Transcribe every line exactly and omit anything that is a picture.

------------------------------------

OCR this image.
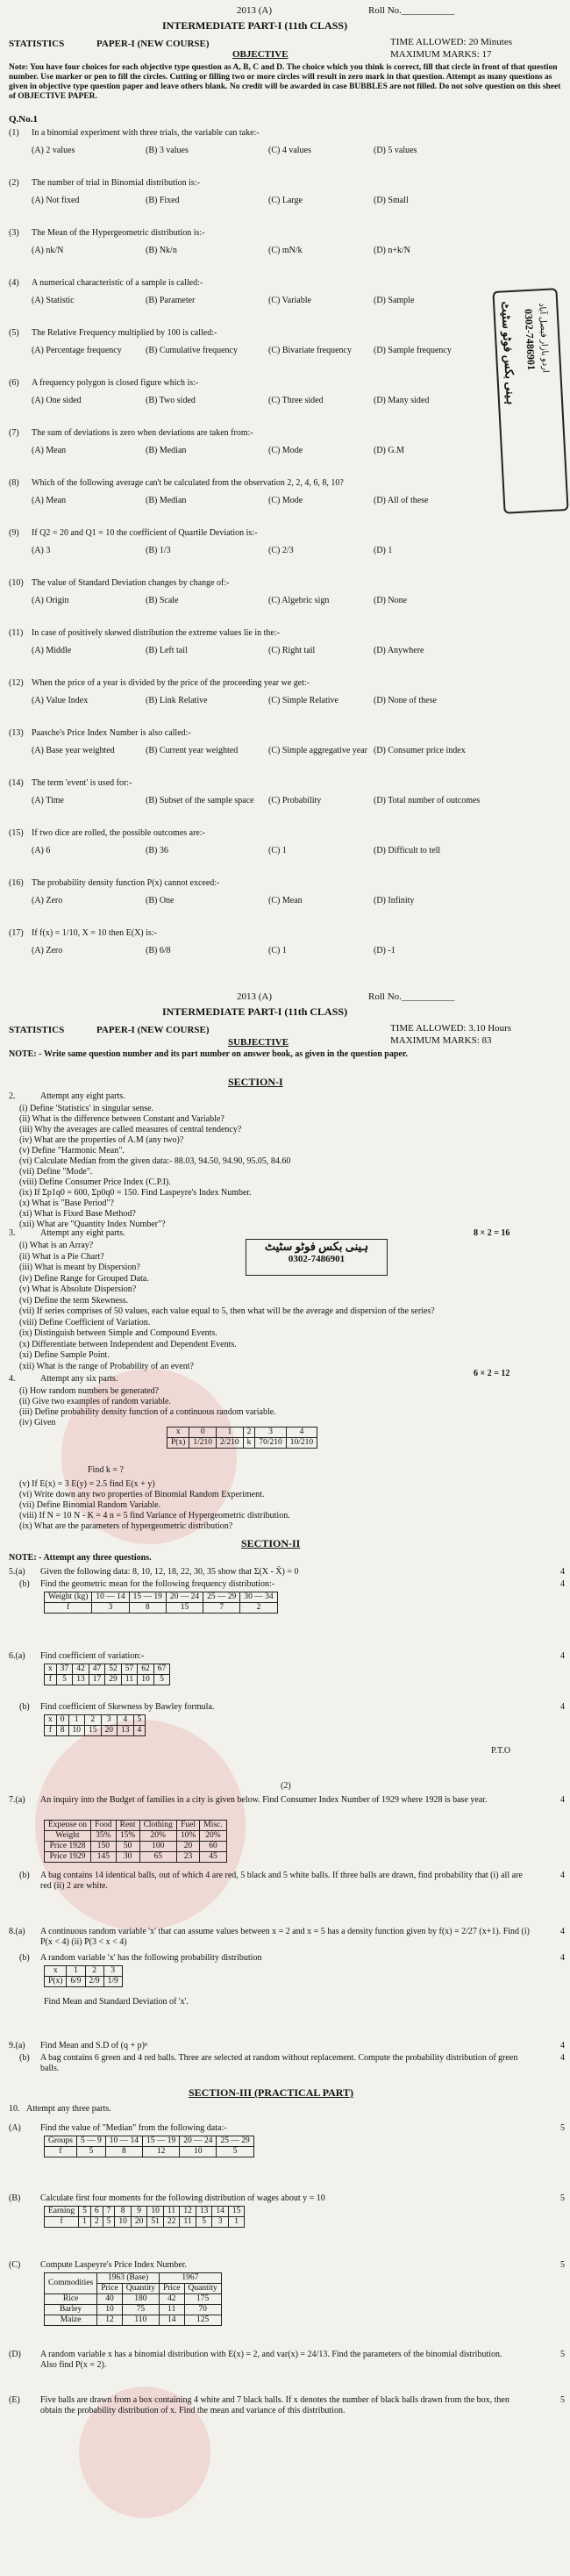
2013 (A)	Roll No.___________
INTERMEDIATE PART-I (11th CLASS)
STATISTICS	PAPER-I (NEW COURSE)
OBJECTIVE
TIME ALLOWED: 20 Minutes
MAXIMUM MARKS: 17
Note: You have four choices for each objective type question as A, B, C and D. The choice which you think is correct, fill that circle in front of that question number. Use marker or pen to fill the circles. Cutting or filling two or more circles will result in zero mark in that question. Attempt as many questions as given in objective type question paper and leave others blank. No credit will be awarded in case BUBBLES are not filled. Do not solve question on this sheet of OBJECTIVE PAPER.
Q.No.1
(1) In a binomial experiment with three trials, the variable can take:-
(A) 2 values	(B) 3 values	(C) 4 values	(D) 5 values
(2) The number of trial in Binomial distribution is:-
(A) Not fixed	(B) Fixed	(C) Large	(D) Small
(3) The Mean of the Hypergeometric distribution is:-
(A) nk/N	(B) Nk/n	(C) mN/k	(D) n+k/N
(4) A numerical characteristic of a sample is called:-
(A) Statistic	(B) Parameter	(C) Variable	(D) Sample
(5) The Relative Frequency multiplied by 100 is called:-
(A) Percentage frequency	(B) Cumulative frequency	(C) Bivariate frequency	(D) Sample frequency
(6) A frequency polygon is closed figure which is:-
(A) One sided	(B) Two sided	(C) Three sided	(D) Many sided
(7) The sum of deviations is zero when deviations are taken from:-
(A) Mean	(B) Median	(C) Mode	(D) G.M
(8) Which of the following average can't be calculated from the observation 2, 2, 4, 6, 8, 10?
(A) Mean	(B) Median	(C) Mode	(D) All of these
(9) If Q2 = 20 and Q1 = 10 the coefficient of Quartile Deviation is:-
(A) 3	(B) 1/3	(C) 2/3	(D) 1
(10) The value of Standard Deviation changes by change of:-
(A) Origin	(B) Scale	(C) Algebric sign	(D) None
(11) In case of positively skewed distribution the extreme values lie in the:-
(A) Middle	(B) Left tail	(C) Right tail	(D) Anywhere
(12) When the price of a year is divided by the price of the proceeding year we get:-
(A) Value Index	(B) Link Relative	(C) Simple Relative	(D) None of these
(13) Paasche's Price Index Number is also called:-
(A) Base year weighted	(B) Current year weighted	(C) Simple aggregative year (D) Consumer price index
(14) The term 'event' is used for:-
(A) Time	(B) Subset of the sample space (C) Probability	(D) Total number of outcomes
(15) If two dice are rolled, the possible outcomes are:-
(A) 6	(B) 36	(C) 1	(D) Difficult to tell
(16) The probability density function P(x) cannot exceed:-
(A) Zero	(B) One	(C) Mean	(D) Infinity
(17) If f(x) = 1/10, X = 10 then E(X) is:-
(A) Zero	(B) 6/8	(C) 1	(D) -1
ہینی بکس فوٹو سٹیٹ 0302-7486901 اردو بازار فیصل آباد
2013 (A)	Roll No.___________
INTERMEDIATE PART-I (11th CLASS)
STATISTICS	PAPER-I (NEW COURSE)
SUBJECTIVE
TIME ALLOWED: 3.10 Hours
MAXIMUM MARKS: 83
NOTE: - Write same question number and its part number on answer book, as given in the question paper.
SECTION-I
2.	Attempt any eight parts.
(i) Define 'Statistics' in singular sense.
(ii) What is the difference between Constant and Variable?
(iii) Why the averages are called measures of central tendency?
(iv) What are the properties of A.M (any two)?
(v) Define "Harmonic Mean".
(vi) Calculate Median from the given data:- 88.03, 94.50, 94.90, 95.05, 84.60
(vii) Define "Mode".
(viii) Define Consumer Price Index (C.P.I).
(ix) If Σp1q0 = 600, Σp0q0 = 150. Find Laspeyre's Index Number.
(x) What is "Base Period"?
(xi) What is Fixed Base Method?
(xii) What are "Quantity Index Number"?
3.	Attempt any eight parts.	8 × 2 = 16
(i) What is an Array?
(ii) What is a Pie Chart?
(iii) What is meant by Dispersion?
(iv) Define Range for Grouped Data.
(v) What is Absolute Dispersion?
(vi) Define the term Skewness.
(vii) If series comprises of 50 values, each value equal to 5, then what will be the average and dispersion of the series?
(viii) Define Coefficient of Variation.
(ix) Distinguish between Simple and Compound Events.
(x) Differentiate between Independent and Dependent Events.
(xi) Define Sample Point.
(xii) What is the range of Probability of an event?
ہینی بکس فوٹو سٹیٹ
0302-7486901
4.	Attempt any six parts.
6 × 2 = 12
(i) How random numbers be generated?
(ii) Give two examples of random variable.
(iii) Define probability density function of a continuous random variable.
(iv) Given
x	0	1	2	3	4
P(x)	1/210	2/210	k	70/210	10/210
Find k = ?
(v) If E(x) = 3 E(y) = 2.5 find E(x + y)
(vi) Write down any two properties of Binomial Random Experiment.
(vii) Define Binomial Random Variable.
(viii) If N = 10 N - K = 4 n = 5 find Variance of Hypergeometric distribution.
(ix) What are the parameters of hypergeometric distribution?
SECTION-II
NOTE: - Attempt any three questions.
5.(a) Given the following data: 8, 10, 12, 18, 22, 30, 35 show that Σ(X - X̄) = 0	4
(b) Find the geometric mean for the following frequency distribution:-	4
Weight (kg)	10 — 14	15 — 19	20 — 24	25 — 29	30 — 34
f	3	8	15	7	2
6.(a) Find coefficient of variation:-	4
x	37	42	47	52	57	62	67
f	5	13	17	29	11	10	5
(b) Find coefficient of Skewness by Bawley formula.	4
x	0	1	2	3	4	5
f	8	10	15	20	13	4
P.T.O
(2)
7.(a) An inquiry into the Budget of families in a city is given below. Find Consumer Index Number of 1929 where 1928 is base year.	4
Expense on	Food	Rent	Clothing	Fuel	Misc.
Weight	35%	15%	20%	10%	20%
Price 1928	150	50	100	20	60
Price 1929	145	30	65	23	45
(b) A bag contains 14 identical balls, out of which 4 are red, 5 black and 5 white balls. If three balls are drawn, find probability that (i) all are red (ii) 2 are white.
4
8.(a) A continuous random variable 'x' that can assume values between x = 2 and x = 5 has a density function given by f(x) = 2/27 (x+1). Find (i) P(x < 4) (ii) P(3 < x < 4)
4
(b) A random variable 'x' has the following probability distribution	4
x	1	2	3
P(x)	6/9	2/9	1/9
Find Mean and Standard Deviation of 'x'.
9.(a) Find Mean and S.D of (q + p)ⁿ	4
(b) A bag contains 6 green and 4 red balls. Three are selected at random without replacement. Compute the probability distribution of green balls.
4
SECTION-III (PRACTICAL PART)
10. Attempt any three parts.
(A) Find the value of "Median" from the following data:-	5
Groups	5 — 9	10 — 14	15 — 19	20 — 24	25 — 29
f	5	8	12	10	5
(B) Calculate first four moments for the following distribution of wages about y = 10	5
Earning	5	6	7	8	9	10	11	12	13	14	15
f	1	2	5	10	20	51	22	11	5	3	1
(C) Compute Laspeyre's Price Index Number.	5
Commodities	1963 (Base)		1967	
	Price	Quantity	Price	Quantity
Rice	40	180	42	175
Barley	10	75	11	70
Maize	12	110	14	125
(D) A random variable x has a binomial distribution with E(x) = 2, and var(x) = 24/13. Find the parameters of the binomial distribution. Also find P(x = 2).
5
(E) Five balls are drawn from a box containing 4 white and 7 black balls. If x denotes the number of black balls drawn from the box, then obtain the probability distribution of x. Find the mean and variance of this distribution.
5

------------------------------------

### Output for this task
OCR this image.
2013 (A)	Roll No.___________
INTERMEDIATE PART-I (11th CLASS)
STATISTICS	PAPER-I (NEW COURSE)
OBJECTIVE
TIME ALLOWED: 20 Minutes
MAXIMUM MARKS: 17
Note: You have four choices for each objective type question as A, B, C and D. The choice which you think is correct, fill that circle in front of that question number. Use marker or pen to fill the circles. Cutting or filling two or more circles will result in zero mark in that question. Attempt as many questions as given in objective type question paper and leave others blank. No credit will be awarded in case BUBBLES are not filled. Do not solve question on this sheet of OBJECTIVE PAPER.
Q.No.1
(1) In a binomial experiment with three trials, the variable can take:-
(A) 2 values	(B) 3 values	(C) 4 values	(D) 5 values
(2) The number of trial in Binomial distribution is:-
(A) Not fixed	(B) Fixed	(C) Large	(D) Small
(3) The Mean of the Hypergeometric distribution is:-
(A) nk/N	(B) Nk/n	(C) mN/k	(D) n+k/N
(4) A numerical characteristic of a sample is called:-
(A) Statistic	(B) Parameter	(C) Variable	(D) Sample
(5) The Relative Frequency multiplied by 100 is called:-
(A) Percentage frequency	(B) Cumulative frequency	(C) Bivariate frequency	(D) Sample frequency
(6) A frequency polygon is closed figure which is:-
(A) One sided	(B) Two sided	(C) Three sided	(D) Many sided
(7) The sum of deviations is zero when deviations are taken from:-
(A) Mean	(B) Median	(C) Mode	(D) G.M
(8) Which of the following average can't be calculated from the observation 2, 2, 4, 6, 8, 10?
(A) Mean	(B) Median	(C) Mode	(D) All of these
(9) If Q2 = 20 and Q1 = 10 the coefficient of Quartile Deviation is:-
(A) 3	(B) 1/3	(C) 2/3	(D) 1
(10) The value of Standard Deviation changes by change of:-
(A) Origin	(B) Scale	(C) Algebric sign	(D) None
(11) In case of positively skewed distribution the extreme values lie in the:-
(A) Middle	(B) Left tail	(C) Right tail	(D) Anywhere
(12) When the price of a year is divided by the price of the proceeding year we get:-
(A) Value Index	(B) Link Relative	(C) Simple Relative	(D) None of these
(13) Paasche's Price Index Number is also called:-
(A) Base year weighted	(B) Current year weighted	(C) Simple aggregative year (D) Consumer price index
(14) The term 'event' is used for:-
(A) Time	(B) Subset of the sample space (C) Probability	(D) Total number of outcomes
(15) If two dice are rolled, the possible outcomes are:-
(A) 6	(B) 36	(C) 1	(D) Difficult to tell
(16) The probability density function P(x) cannot exceed:-
(A) Zero	(B) One	(C) Mean	(D) Infinity
(17) If f(x) = 1/10, X = 10 then E(X) is:-
(A) Zero	(B) 6/8	(C) 1	(D) -1
ہینی بکس فوٹو سٹیٹ 0302-7486901 اردو بازار فیصل آباد
2013 (A)	Roll No.___________
INTERMEDIATE PART-I (11th CLASS)
STATISTICS	PAPER-I (NEW COURSE)
SUBJECTIVE
TIME ALLOWED: 3.10 Hours
MAXIMUM MARKS: 83
NOTE: - Write same question number and its part number on answer book, as given in the question paper.
SECTION-I
2.	Attempt any eight parts.
(i) Define 'Statistics' in singular sense.
(ii) What is the difference between Constant and Variable?
(iii) Why the averages are called measures of central tendency?
(iv) What are the properties of A.M (any two)?
(v) Define "Harmonic Mean".
(vi) Calculate Median from the given data:- 88.03, 94.50, 94.90, 95.05, 84.60
(vii) Define "Mode".
(viii) Define Consumer Price Index (C.P.I).
(ix) If Σp1q0 = 600, Σp0q0 = 150. Find Laspeyre's Index Number.
(x) What is "Base Period"?
(xi) What is Fixed Base Method?
(xii) What are "Quantity Index Number"?
3.	Attempt any eight parts.	8 × 2 = 16
(i) What is an Array?
(ii) What is a Pie Chart?
(iii) What is meant by Dispersion?
(iv) Define Range for Grouped Data.
(v) What is Absolute Dispersion?
(vi) Define the term Skewness.
(vii) If series comprises of 50 values, each value equal to 5, then what will be the average and dispersion of the series?
(viii) Define Coefficient of Variation.
(ix) Distinguish between Simple and Compound Events.
(x) Differentiate between Independent and Dependent Events.
(xi) Define Sample Point.
(xii) What is the range of Probability of an event?
ہینی بکس فوٹو سٹیٹ
0302-7486901
4.	Attempt any six parts.
6 × 2 = 12
(i) How random numbers be generated?
(ii) Give two examples of random variable.
(iii) Define probability density function of a continuous random variable.
(iv) Given
x	0	1	2	3	4
P(x)	1/210	2/210	k	70/210	10/210
Find k = ?
(v) If E(x) = 3 E(y) = 2.5 find E(x + y)
(vi) Write down any two properties of Binomial Random Experiment.
(vii) Define Binomial Random Variable.
(viii) If N = 10 N - K = 4 n = 5 find Variance of Hypergeometric distribution.
(ix) What are the parameters of hypergeometric distribution?
SECTION-II
NOTE: - Attempt any three questions.
5.(a) Given the following data: 8, 10, 12, 18, 22, 30, 35 show that Σ(X - X̄) = 0	4
(b) Find the geometric mean for the following frequency distribution:-	4
Weight (kg)	10 — 14	15 — 19	20 — 24	25 — 29	30 — 34
f	3	8	15	7	2
6.(a) Find coefficient of variation:-	4
x	37	42	47	52	57	62	67
f	5	13	17	29	11	10	5
(b) Find coefficient of Skewness by Bawley formula.	4
x	0	1	2	3	4	5
f	8	10	15	20	13	4
P.T.O
(2)
7.(a) An inquiry into the Budget of families in a city is given below. Find Consumer Index Number of 1929 where 1928 is base year.	4
Expense on	Food	Rent	Clothing	Fuel	Misc.
Weight	35%	15%	20%	10%	20%
Price 1928	150	50	100	20	60
Price 1929	145	30	65	23	45
(b) A bag contains 14 identical balls, out of which 4 are red, 5 black and 5 white balls. If three balls are drawn, find probability that (i) all are red (ii) 2 are white.
4
8.(a) A continuous random variable 'x' that can assume values between x = 2 and x = 5 has a density function given by f(x) = 2/27 (x+1). Find (i) P(x < 4) (ii) P(3 < x < 4)
4
(b) A random variable 'x' has the following probability distribution	4
x	1	2	3
P(x)	6/9	2/9	1/9
Find Mean and Standard Deviation of 'x'.
9.(a) Find Mean and S.D of (q + p)ⁿ	4
(b) A bag contains 6 green and 4 red balls. Three are selected at random without replacement. Compute the probability distribution of green balls.
4
SECTION-III (PRACTICAL PART)
10. Attempt any three parts.
(A) Find the value of "Median" from the following data:-	5
Groups	5 — 9	10 — 14	15 — 19	20 — 24	25 — 29
f	5	8	12	10	5
(B) Calculate first four moments for the following distribution of wages about y = 10	5
Earning	5	6	7	8	9	10	11	12	13	14	15
f	1	2	5	10	20	51	22	11	5	3	1
(C) Compute Laspeyre's Price Index Number.	5
Commodities	1963 (Base)		1967	
	Price	Quantity	Price	Quantity
Rice	40	180	42	175
Barley	10	75	11	70
Maize	12	110	14	125
(D) A random variable x has a binomial distribution with E(x) = 2, and var(x) = 24/13. Find the parameters of the binomial distribution. Also find P(x = 2).
5
(E) Five balls are drawn from a box containing 4 white and 7 black balls. If x denotes the number of black balls drawn from the box, then obtain the probability distribution of x. Find the mean and variance of this distribution.
5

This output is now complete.